Collected data entries:
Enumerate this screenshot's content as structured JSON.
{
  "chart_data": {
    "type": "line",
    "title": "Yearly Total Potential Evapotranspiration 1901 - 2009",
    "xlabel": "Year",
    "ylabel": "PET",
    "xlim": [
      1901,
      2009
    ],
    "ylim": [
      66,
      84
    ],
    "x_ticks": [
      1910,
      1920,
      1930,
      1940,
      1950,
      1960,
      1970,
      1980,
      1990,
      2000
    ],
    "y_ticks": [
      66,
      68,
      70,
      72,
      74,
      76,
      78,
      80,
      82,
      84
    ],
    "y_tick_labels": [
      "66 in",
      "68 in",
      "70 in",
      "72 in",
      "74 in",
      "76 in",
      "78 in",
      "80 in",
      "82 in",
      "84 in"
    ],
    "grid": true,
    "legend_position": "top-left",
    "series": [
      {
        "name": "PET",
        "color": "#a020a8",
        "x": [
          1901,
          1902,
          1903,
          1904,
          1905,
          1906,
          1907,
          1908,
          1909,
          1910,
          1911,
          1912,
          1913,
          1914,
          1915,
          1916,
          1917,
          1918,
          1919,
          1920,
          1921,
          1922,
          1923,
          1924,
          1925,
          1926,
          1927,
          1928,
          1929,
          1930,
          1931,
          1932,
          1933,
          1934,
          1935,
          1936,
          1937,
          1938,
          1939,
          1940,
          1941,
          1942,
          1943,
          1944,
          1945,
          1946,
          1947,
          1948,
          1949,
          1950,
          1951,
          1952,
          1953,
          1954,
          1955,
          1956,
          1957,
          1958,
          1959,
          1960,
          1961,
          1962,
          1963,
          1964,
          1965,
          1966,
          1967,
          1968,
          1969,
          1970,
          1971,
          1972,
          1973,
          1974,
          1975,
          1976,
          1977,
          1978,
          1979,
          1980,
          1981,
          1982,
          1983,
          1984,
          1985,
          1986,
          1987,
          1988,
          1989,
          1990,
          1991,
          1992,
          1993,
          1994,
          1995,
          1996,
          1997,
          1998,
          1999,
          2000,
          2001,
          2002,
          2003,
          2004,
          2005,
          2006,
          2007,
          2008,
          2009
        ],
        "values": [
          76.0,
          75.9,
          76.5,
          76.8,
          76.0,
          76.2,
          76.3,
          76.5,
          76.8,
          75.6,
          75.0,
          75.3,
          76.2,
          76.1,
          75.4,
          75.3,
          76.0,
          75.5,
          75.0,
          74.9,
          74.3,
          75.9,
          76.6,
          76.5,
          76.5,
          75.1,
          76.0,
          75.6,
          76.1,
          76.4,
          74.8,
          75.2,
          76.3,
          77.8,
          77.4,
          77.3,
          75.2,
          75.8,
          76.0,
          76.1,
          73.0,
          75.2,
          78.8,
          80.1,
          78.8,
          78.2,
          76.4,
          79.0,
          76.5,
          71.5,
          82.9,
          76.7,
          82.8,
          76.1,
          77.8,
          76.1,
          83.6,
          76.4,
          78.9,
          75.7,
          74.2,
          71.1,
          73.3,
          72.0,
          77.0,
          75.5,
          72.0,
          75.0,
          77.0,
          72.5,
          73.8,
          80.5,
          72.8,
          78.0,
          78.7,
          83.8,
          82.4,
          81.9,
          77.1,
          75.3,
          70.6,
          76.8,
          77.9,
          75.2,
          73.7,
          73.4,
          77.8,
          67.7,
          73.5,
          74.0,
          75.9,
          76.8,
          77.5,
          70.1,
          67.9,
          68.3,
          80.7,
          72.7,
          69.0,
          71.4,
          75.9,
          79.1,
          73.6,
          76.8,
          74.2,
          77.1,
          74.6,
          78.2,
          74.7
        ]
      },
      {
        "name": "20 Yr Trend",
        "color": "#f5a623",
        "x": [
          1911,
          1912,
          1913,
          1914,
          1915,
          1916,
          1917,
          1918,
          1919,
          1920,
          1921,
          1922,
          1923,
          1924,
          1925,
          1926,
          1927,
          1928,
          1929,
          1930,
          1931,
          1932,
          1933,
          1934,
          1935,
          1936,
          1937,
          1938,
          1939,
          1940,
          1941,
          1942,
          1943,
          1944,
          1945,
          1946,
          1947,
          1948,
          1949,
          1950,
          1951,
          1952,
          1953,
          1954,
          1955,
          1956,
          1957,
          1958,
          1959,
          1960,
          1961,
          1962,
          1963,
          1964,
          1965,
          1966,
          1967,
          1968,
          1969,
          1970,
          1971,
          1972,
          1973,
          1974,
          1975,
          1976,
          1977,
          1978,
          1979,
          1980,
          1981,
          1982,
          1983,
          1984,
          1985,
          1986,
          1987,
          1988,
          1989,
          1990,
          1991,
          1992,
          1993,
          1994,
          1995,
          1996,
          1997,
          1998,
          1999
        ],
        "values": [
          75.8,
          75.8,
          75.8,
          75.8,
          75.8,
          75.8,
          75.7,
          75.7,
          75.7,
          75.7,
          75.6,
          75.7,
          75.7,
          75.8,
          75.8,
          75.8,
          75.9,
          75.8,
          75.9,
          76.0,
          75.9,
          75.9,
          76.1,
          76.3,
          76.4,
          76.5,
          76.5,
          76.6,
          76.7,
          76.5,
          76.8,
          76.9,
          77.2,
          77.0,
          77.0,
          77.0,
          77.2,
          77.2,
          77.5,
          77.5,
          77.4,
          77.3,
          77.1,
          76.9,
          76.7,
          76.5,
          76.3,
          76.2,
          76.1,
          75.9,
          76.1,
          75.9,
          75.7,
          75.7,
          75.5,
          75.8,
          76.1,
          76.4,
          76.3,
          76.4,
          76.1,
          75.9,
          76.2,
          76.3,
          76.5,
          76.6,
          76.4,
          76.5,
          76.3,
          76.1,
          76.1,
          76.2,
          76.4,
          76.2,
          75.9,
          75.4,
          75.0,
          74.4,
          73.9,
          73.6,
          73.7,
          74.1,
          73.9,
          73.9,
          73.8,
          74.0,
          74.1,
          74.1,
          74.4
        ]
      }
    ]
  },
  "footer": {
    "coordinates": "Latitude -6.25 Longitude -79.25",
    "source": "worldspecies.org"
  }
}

Description of the task:
Set down every line of the listing above again, exactly as given.

Completed exercise:
Enumerate this screenshot's content as structured JSON.
{
  "chart_data": {
    "type": "line",
    "title": "Yearly Total Potential Evapotranspiration 1901 - 2009",
    "xlabel": "Year",
    "ylabel": "PET",
    "xlim": [
      1901,
      2009
    ],
    "ylim": [
      66,
      84
    ],
    "x_ticks": [
      1910,
      1920,
      1930,
      1940,
      1950,
      1960,
      1970,
      1980,
      1990,
      2000
    ],
    "y_ticks": [
      66,
      68,
      70,
      72,
      74,
      76,
      78,
      80,
      82,
      84
    ],
    "y_tick_labels": [
      "66 in",
      "68 in",
      "70 in",
      "72 in",
      "74 in",
      "76 in",
      "78 in",
      "80 in",
      "82 in",
      "84 in"
    ],
    "grid": true,
    "legend_position": "top-left",
    "series": [
      {
        "name": "PET",
        "color": "#a020a8",
        "x": [
          1901,
          1902,
          1903,
          1904,
          1905,
          1906,
          1907,
          1908,
          1909,
          1910,
          1911,
          1912,
          1913,
          1914,
          1915,
          1916,
          1917,
          1918,
          1919,
          1920,
          1921,
          1922,
          1923,
          1924,
          1925,
          1926,
          1927,
          1928,
          1929,
          1930,
          1931,
          1932,
          1933,
          1934,
          1935,
          1936,
          1937,
          1938,
          1939,
          1940,
          1941,
          1942,
          1943,
          1944,
          1945,
          1946,
          1947,
          1948,
          1949,
          1950,
          1951,
          1952,
          1953,
          1954,
          1955,
          1956,
          1957,
          1958,
          1959,
          1960,
          1961,
          1962,
          1963,
          1964,
          1965,
          1966,
          1967,
          1968,
          1969,
          1970,
          1971,
          1972,
          1973,
          1974,
          1975,
          1976,
          1977,
          1978,
          1979,
          1980,
          1981,
          1982,
          1983,
          1984,
          1985,
          1986,
          1987,
          1988,
          1989,
          1990,
          1991,
          1992,
          1993,
          1994,
          1995,
          1996,
          1997,
          1998,
          1999,
          2000,
          2001,
          2002,
          2003,
          2004,
          2005,
          2006,
          2007,
          2008,
          2009
        ],
        "values": [
          76.0,
          75.9,
          76.5,
          76.8,
          76.0,
          76.2,
          76.3,
          76.5,
          76.8,
          75.6,
          75.0,
          75.3,
          76.2,
          76.1,
          75.4,
          75.3,
          76.0,
          75.5,
          75.0,
          74.9,
          74.3,
          75.9,
          76.6,
          76.5,
          76.5,
          75.1,
          76.0,
          75.6,
          76.1,
          76.4,
          74.8,
          75.2,
          76.3,
          77.8,
          77.4,
          77.3,
          75.2,
          75.8,
          76.0,
          76.1,
          73.0,
          75.2,
          78.8,
          80.1,
          78.8,
          78.2,
          76.4,
          79.0,
          76.5,
          71.5,
          82.9,
          76.7,
          82.8,
          76.1,
          77.8,
          76.1,
          83.6,
          76.4,
          78.9,
          75.7,
          74.2,
          71.1,
          73.3,
          72.0,
          77.0,
          75.5,
          72.0,
          75.0,
          77.0,
          72.5,
          73.8,
          80.5,
          72.8,
          78.0,
          78.7,
          83.8,
          82.4,
          81.9,
          77.1,
          75.3,
          70.6,
          76.8,
          77.9,
          75.2,
          73.7,
          73.4,
          77.8,
          67.7,
          73.5,
          74.0,
          75.9,
          76.8,
          77.5,
          70.1,
          67.9,
          68.3,
          80.7,
          72.7,
          69.0,
          71.4,
          75.9,
          79.1,
          73.6,
          76.8,
          74.2,
          77.1,
          74.6,
          78.2,
          74.7
        ]
      },
      {
        "name": "20 Yr Trend",
        "color": "#f5a623",
        "x": [
          1911,
          1912,
          1913,
          1914,
          1915,
          1916,
          1917,
          1918,
          1919,
          1920,
          1921,
          1922,
          1923,
          1924,
          1925,
          1926,
          1927,
          1928,
          1929,
          1930,
          1931,
          1932,
          1933,
          1934,
          1935,
          1936,
          1937,
          1938,
          1939,
          1940,
          1941,
          1942,
          1943,
          1944,
          1945,
          1946,
          1947,
          1948,
          1949,
          1950,
          1951,
          1952,
          1953,
          1954,
          1955,
          1956,
          1957,
          1958,
          1959,
          1960,
          1961,
          1962,
          1963,
          1964,
          1965,
          1966,
          1967,
          1968,
          1969,
          1970,
          1971,
          1972,
          1973,
          1974,
          1975,
          1976,
          1977,
          1978,
          1979,
          1980,
          1981,
          1982,
          1983,
          1984,
          1985,
          1986,
          1987,
          1988,
          1989,
          1990,
          1991,
          1992,
          1993,
          1994,
          1995,
          1996,
          1997,
          1998,
          1999
        ],
        "values": [
          75.8,
          75.8,
          75.8,
          75.8,
          75.8,
          75.8,
          75.7,
          75.7,
          75.7,
          75.7,
          75.6,
          75.7,
          75.7,
          75.8,
          75.8,
          75.8,
          75.9,
          75.8,
          75.9,
          76.0,
          75.9,
          75.9,
          76.1,
          76.3,
          76.4,
          76.5,
          76.5,
          76.6,
          76.7,
          76.5,
          76.8,
          76.9,
          77.2,
          77.0,
          77.0,
          77.0,
          77.2,
          77.2,
          77.5,
          77.5,
          77.4,
          77.3,
          77.1,
          76.9,
          76.7,
          76.5,
          76.3,
          76.2,
          76.1,
          75.9,
          76.1,
          75.9,
          75.7,
          75.7,
          75.5,
          75.8,
          76.1,
          76.4,
          76.3,
          76.4,
          76.1,
          75.9,
          76.2,
          76.3,
          76.5,
          76.6,
          76.4,
          76.5,
          76.3,
          76.1,
          76.1,
          76.2,
          76.4,
          76.2,
          75.9,
          75.4,
          75.0,
          74.4,
          73.9,
          73.6,
          73.7,
          74.1,
          73.9,
          73.9,
          73.8,
          74.0,
          74.1,
          74.1,
          74.4
        ]
      }
    ]
  },
  "footer": {
    "coordinates": "Latitude -6.25 Longitude -79.25",
    "source": "worldspecies.org"
  }
}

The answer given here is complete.